Aim: Find every line with the word "JSON". Copy those lines.

Exercise input:
——————

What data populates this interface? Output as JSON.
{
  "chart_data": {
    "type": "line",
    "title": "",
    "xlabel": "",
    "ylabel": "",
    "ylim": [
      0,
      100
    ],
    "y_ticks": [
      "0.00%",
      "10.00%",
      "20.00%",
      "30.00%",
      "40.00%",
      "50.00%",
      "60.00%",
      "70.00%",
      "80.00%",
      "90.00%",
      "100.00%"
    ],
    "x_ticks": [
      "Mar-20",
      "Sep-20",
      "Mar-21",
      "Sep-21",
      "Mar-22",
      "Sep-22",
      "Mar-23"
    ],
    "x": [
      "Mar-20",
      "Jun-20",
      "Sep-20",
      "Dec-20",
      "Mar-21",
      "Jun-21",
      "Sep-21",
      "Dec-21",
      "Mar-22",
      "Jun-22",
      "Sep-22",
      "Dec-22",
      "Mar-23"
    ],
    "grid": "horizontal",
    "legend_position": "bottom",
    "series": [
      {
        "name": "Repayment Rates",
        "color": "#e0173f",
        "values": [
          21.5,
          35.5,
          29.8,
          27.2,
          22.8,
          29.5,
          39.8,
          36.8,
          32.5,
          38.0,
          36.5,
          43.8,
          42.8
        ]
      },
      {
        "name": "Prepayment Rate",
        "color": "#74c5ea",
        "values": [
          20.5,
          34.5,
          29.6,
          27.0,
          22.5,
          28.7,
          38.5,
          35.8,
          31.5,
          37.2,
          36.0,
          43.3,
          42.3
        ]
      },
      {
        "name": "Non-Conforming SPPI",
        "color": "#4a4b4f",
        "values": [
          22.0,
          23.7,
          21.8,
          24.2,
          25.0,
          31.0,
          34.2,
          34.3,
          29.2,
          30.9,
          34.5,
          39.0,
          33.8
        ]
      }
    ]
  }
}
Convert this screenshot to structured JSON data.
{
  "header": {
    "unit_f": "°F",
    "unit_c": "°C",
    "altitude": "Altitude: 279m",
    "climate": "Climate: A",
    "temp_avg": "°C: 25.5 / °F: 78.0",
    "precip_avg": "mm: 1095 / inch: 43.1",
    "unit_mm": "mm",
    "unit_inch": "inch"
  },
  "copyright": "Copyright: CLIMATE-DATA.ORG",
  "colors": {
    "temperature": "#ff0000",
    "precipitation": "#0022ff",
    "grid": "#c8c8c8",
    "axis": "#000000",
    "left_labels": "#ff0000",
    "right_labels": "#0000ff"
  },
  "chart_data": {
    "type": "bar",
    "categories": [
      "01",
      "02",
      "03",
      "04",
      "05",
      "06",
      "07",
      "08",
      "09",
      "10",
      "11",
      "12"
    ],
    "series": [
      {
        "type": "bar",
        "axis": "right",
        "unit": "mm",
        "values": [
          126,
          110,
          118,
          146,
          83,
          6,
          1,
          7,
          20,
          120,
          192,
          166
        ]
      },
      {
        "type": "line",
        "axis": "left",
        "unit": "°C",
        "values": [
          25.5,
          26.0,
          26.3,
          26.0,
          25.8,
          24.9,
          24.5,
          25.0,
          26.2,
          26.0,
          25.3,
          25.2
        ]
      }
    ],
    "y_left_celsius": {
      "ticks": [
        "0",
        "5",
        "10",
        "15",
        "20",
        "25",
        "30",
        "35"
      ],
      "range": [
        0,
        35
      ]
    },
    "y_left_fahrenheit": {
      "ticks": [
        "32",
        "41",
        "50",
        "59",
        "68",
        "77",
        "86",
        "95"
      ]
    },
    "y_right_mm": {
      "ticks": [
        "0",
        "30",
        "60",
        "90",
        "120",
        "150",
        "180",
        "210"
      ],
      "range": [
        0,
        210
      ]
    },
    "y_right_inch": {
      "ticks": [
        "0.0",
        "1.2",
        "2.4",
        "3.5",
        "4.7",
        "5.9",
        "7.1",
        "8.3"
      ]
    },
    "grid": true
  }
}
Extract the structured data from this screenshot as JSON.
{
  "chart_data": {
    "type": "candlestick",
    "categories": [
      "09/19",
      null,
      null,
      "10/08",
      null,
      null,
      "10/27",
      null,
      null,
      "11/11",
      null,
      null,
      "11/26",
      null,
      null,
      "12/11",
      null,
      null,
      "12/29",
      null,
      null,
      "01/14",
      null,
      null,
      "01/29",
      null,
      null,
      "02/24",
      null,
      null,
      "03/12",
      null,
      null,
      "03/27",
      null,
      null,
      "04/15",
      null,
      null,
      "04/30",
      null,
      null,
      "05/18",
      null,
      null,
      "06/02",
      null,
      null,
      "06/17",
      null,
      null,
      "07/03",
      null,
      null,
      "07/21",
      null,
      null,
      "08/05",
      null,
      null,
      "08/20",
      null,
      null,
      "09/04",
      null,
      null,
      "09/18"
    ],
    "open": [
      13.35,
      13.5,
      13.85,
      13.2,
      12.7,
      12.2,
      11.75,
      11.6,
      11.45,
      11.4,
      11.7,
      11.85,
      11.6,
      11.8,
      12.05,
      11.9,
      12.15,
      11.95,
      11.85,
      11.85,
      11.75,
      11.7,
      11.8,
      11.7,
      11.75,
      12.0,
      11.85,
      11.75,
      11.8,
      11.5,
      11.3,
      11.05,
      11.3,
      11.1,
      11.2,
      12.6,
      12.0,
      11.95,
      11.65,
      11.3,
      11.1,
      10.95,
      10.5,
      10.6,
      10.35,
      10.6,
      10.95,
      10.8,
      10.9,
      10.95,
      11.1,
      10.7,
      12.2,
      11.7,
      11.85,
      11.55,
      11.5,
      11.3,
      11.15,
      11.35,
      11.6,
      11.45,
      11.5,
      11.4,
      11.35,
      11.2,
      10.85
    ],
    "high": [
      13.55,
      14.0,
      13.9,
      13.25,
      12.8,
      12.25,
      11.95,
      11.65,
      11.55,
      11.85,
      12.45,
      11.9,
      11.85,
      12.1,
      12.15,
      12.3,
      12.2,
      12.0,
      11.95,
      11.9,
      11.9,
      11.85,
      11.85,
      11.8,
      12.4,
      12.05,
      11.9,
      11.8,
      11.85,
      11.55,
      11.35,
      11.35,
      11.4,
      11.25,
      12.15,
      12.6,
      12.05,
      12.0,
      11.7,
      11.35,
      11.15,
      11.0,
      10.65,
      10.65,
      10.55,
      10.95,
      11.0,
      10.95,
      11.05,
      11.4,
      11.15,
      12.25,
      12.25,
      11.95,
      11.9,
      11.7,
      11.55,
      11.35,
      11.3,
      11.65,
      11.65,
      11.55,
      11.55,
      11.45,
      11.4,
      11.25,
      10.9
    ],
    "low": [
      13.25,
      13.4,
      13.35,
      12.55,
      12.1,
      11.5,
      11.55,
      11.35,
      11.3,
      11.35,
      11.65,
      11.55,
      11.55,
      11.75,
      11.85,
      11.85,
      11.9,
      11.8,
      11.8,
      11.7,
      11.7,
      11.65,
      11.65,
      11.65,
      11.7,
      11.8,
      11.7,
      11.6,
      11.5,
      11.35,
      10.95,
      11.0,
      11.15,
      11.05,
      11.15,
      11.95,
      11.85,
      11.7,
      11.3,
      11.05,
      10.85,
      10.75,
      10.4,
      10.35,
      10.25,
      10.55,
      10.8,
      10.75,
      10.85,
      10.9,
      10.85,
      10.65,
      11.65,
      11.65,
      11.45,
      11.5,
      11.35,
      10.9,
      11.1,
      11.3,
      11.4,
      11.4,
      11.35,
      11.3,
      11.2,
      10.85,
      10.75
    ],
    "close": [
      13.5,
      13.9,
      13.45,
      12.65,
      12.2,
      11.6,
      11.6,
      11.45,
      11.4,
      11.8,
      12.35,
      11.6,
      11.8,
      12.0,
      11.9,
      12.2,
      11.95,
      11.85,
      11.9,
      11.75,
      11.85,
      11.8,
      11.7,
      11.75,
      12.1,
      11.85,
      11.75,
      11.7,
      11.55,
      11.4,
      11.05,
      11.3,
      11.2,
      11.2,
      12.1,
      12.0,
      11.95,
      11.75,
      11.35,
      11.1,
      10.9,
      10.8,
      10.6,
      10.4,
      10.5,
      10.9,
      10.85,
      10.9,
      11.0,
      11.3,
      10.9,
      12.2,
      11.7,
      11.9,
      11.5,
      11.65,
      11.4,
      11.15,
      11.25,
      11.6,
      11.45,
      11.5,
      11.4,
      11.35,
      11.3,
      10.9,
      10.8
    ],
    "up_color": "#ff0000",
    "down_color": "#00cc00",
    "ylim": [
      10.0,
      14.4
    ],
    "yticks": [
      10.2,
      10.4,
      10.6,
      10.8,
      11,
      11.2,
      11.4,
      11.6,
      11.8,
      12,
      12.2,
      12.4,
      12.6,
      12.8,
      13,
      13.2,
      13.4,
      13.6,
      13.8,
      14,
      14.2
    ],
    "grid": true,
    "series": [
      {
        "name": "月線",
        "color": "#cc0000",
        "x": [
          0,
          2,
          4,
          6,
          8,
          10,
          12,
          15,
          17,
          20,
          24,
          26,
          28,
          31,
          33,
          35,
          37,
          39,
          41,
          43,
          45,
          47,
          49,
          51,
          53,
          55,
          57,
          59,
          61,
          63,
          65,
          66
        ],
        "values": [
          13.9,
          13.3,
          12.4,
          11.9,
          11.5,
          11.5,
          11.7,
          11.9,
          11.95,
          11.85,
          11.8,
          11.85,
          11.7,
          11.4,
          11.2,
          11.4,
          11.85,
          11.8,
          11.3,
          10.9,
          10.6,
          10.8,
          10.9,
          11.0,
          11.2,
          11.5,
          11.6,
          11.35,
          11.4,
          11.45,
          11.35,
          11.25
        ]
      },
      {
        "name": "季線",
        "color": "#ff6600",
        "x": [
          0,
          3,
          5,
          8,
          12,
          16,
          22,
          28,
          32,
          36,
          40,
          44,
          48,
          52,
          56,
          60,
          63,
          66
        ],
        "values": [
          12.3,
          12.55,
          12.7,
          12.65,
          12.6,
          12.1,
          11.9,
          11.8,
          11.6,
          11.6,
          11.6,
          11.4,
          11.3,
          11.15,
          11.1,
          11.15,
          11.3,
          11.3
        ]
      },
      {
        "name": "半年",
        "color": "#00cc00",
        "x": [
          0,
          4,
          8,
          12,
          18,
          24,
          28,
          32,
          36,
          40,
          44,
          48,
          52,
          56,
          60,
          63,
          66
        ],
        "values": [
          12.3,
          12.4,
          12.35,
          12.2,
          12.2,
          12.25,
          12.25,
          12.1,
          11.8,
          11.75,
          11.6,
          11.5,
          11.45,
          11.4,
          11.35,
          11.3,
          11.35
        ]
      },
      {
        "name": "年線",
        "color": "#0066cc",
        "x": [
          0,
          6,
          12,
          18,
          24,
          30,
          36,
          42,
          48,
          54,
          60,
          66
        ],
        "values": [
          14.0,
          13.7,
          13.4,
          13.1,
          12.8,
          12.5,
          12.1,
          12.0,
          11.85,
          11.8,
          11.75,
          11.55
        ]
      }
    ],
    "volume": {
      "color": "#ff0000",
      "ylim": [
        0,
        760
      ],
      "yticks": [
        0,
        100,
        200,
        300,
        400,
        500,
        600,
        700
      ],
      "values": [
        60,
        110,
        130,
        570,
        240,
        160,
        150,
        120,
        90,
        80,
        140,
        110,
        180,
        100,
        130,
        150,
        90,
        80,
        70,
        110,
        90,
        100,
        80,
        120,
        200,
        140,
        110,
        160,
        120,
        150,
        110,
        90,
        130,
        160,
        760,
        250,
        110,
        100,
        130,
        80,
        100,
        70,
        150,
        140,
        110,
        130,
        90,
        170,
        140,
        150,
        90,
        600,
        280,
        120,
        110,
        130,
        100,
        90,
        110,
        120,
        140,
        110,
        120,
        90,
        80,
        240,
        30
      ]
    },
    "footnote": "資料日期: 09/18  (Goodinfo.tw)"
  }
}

——————

Correct answer:
What data populates this interface? Output as JSON.
Convert this screenshot to structured JSON data.
Extract the structured data from this screenshot as JSON.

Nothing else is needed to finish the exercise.